- **Problem details**
Turn each line of the listing below into a JSON list of strings, one string per line. Skip blank lines and leave out the pictures.

Spatial layout entries:
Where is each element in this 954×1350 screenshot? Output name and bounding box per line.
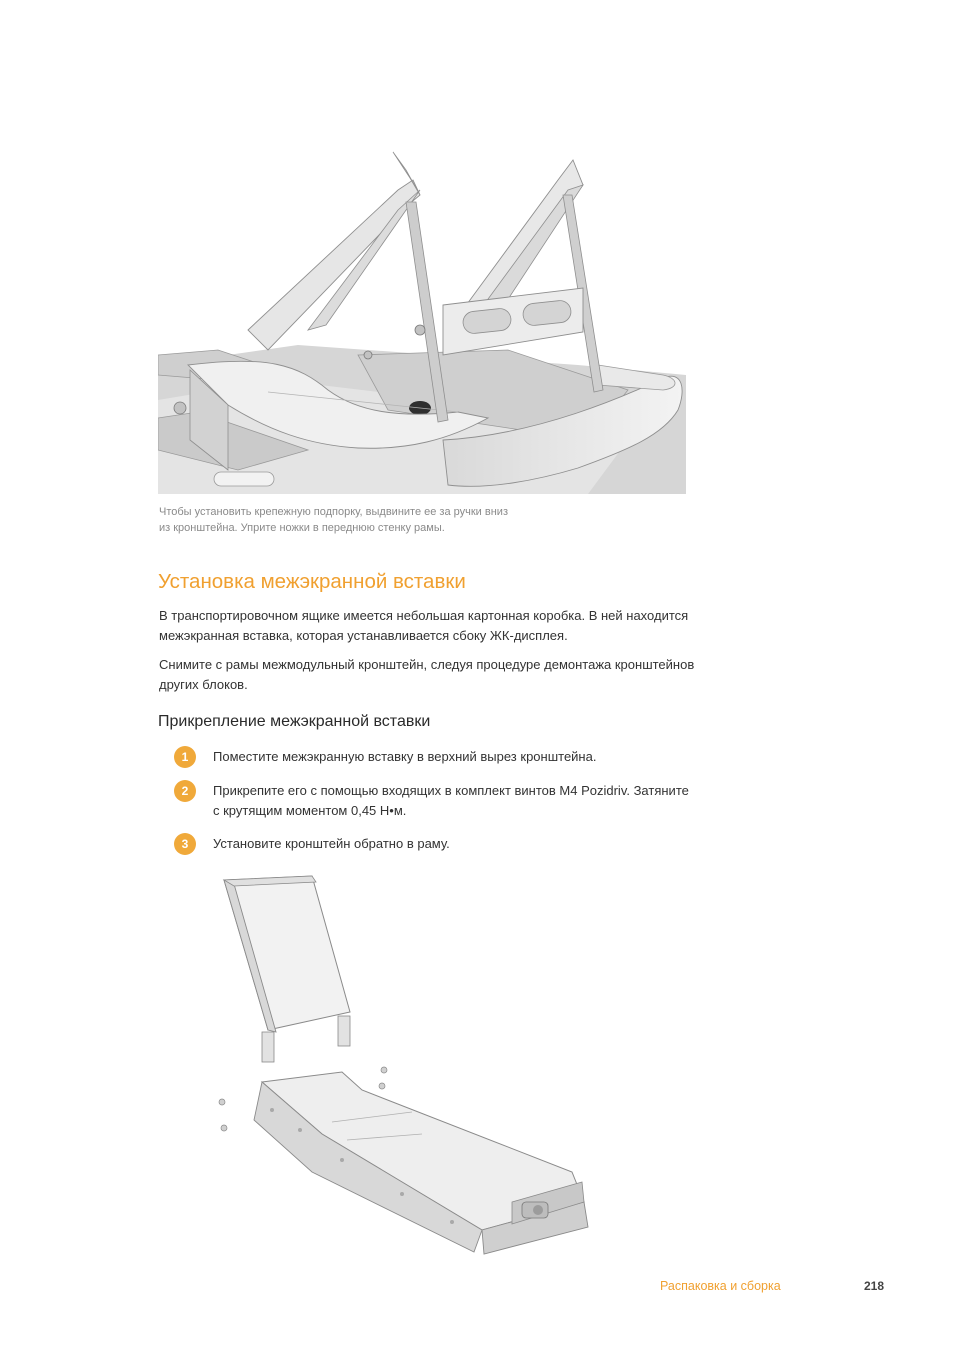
- step-line: Установите кронштейн обратно в раму.: [213, 836, 450, 851]
- section-title: Установка межэкранной вставки: [158, 570, 466, 593]
- paragraph-line: других блоков.: [159, 677, 248, 692]
- step-number-badge: 2: [174, 780, 196, 802]
- step-text: [213, 834, 783, 854]
- body-paragraph: [159, 606, 779, 646]
- paragraph-line: межэкранная вставка, которая устанавливается сбоку ЖК-дисплея.: [159, 628, 568, 643]
- subsection-title: Прикрепление межэкранной вставки: [158, 713, 431, 730]
- step-line: Прикрепите его с помощью входящих в комплект винтов M4 Pozidriv. Затяните: [213, 783, 689, 798]
- paragraph-line: В транспортировочном ящике имеется небольшая картонная коробка. В ней находится: [159, 608, 689, 623]
- figure-caption: [159, 504, 599, 536]
- step-text: [213, 781, 783, 821]
- body-paragraph: [159, 655, 779, 695]
- caption-line: Чтобы установить крепежную подпорку, выдвините ее за ручки вниз: [159, 506, 508, 518]
- step-line: Поместите межэкранную вставку в верхний вырез кронштейна.: [213, 749, 597, 764]
- step-line: с крутящим моментом 0,45 Н•м.: [213, 803, 407, 818]
- frame-support-illustration: [158, 150, 686, 494]
- step-number-badge: 1: [174, 746, 196, 768]
- step-text: [213, 747, 783, 767]
- footer-page-number: 218: [864, 1279, 885, 1293]
- insert-bracket-illustration: [212, 872, 602, 1256]
- step-number-badge: 3: [174, 833, 196, 855]
- caption-line: из кронштейна. Уприте ножки в переднюю стенку рамы.: [159, 522, 445, 534]
- footer-section-name: Распаковка и сборка: [660, 1279, 781, 1293]
- paragraph-line: Снимите с рамы межмодульный кронштейн, следуя процедуре демонтажа кронштейнов: [159, 657, 695, 672]
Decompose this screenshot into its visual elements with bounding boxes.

- **Response for this exercise**
[
  "Where is each element in this 954×1350 screenshot? Output name and bounding box per line.",
  "- step-line: Установите кронштейн обратно в раму.: [213, 836, 450, 851]",
  "- section-title: Установка межэкранной вставки: [158, 570, 466, 593]",
  "- paragraph-line: других блоков.: [159, 677, 248, 692]",
  "- step-number-badge: 2: [174, 780, 196, 802]",
  "- step-text: [213, 834, 783, 854]",
  "- body-paragraph: [159, 606, 779, 646]",
  "- paragraph-line: межэкранная вставка, которая устанавливается сбоку ЖК-дисплея.: [159, 628, 568, 643]",
  "- subsection-title: Прикрепление межэкранной вставки: [158, 713, 431, 730]",
  "- step-line: Прикрепите его с помощью входящих в комплект винтов M4 Pozidriv. Затяните: [213, 783, 689, 798]",
  "- paragraph-line: В транспортировочном ящике имеется небольшая картонная коробка. В ней находится: [159, 608, 689, 623]",
  "- figure-caption: [159, 504, 599, 536]",
  "- step-text: [213, 781, 783, 821]",
  "- body-paragraph: [159, 655, 779, 695]",
  "- caption-line: Чтобы установить крепежную подпорку, выдвините ее за ручки вниз: [159, 506, 508, 518]",
  "- step-line: Поместите межэкранную вставку в верхний вырез кронштейна.: [213, 749, 597, 764]",
  "- step-line: с крутящим моментом 0,45 Н•м.: [213, 803, 407, 818]",
  "- frame-support-illustration: [158, 150, 686, 494]",
  "- step-number-badge: 1: [174, 746, 196, 768]",
  "- step-text: [213, 747, 783, 767]",
  "- footer-page-number: 218: [864, 1279, 885, 1293]",
  "- insert-bracket-illustration: [212, 872, 602, 1256]",
  "- step-number-badge: 3: [174, 833, 196, 855]",
  "- caption-line: из кронштейна. Уприте ножки в переднюю стенку рамы.: [159, 522, 445, 534]",
  "- footer-section-name: Распаковка и сборка: [660, 1279, 781, 1293]",
  "- paragraph-line: Снимите с рамы межмодульный кронштейн, следуя процедуре демонтажа кронштейнов: [159, 657, 695, 672]",
  "Decompose this screenshot into its visual elements with bounding boxes."
]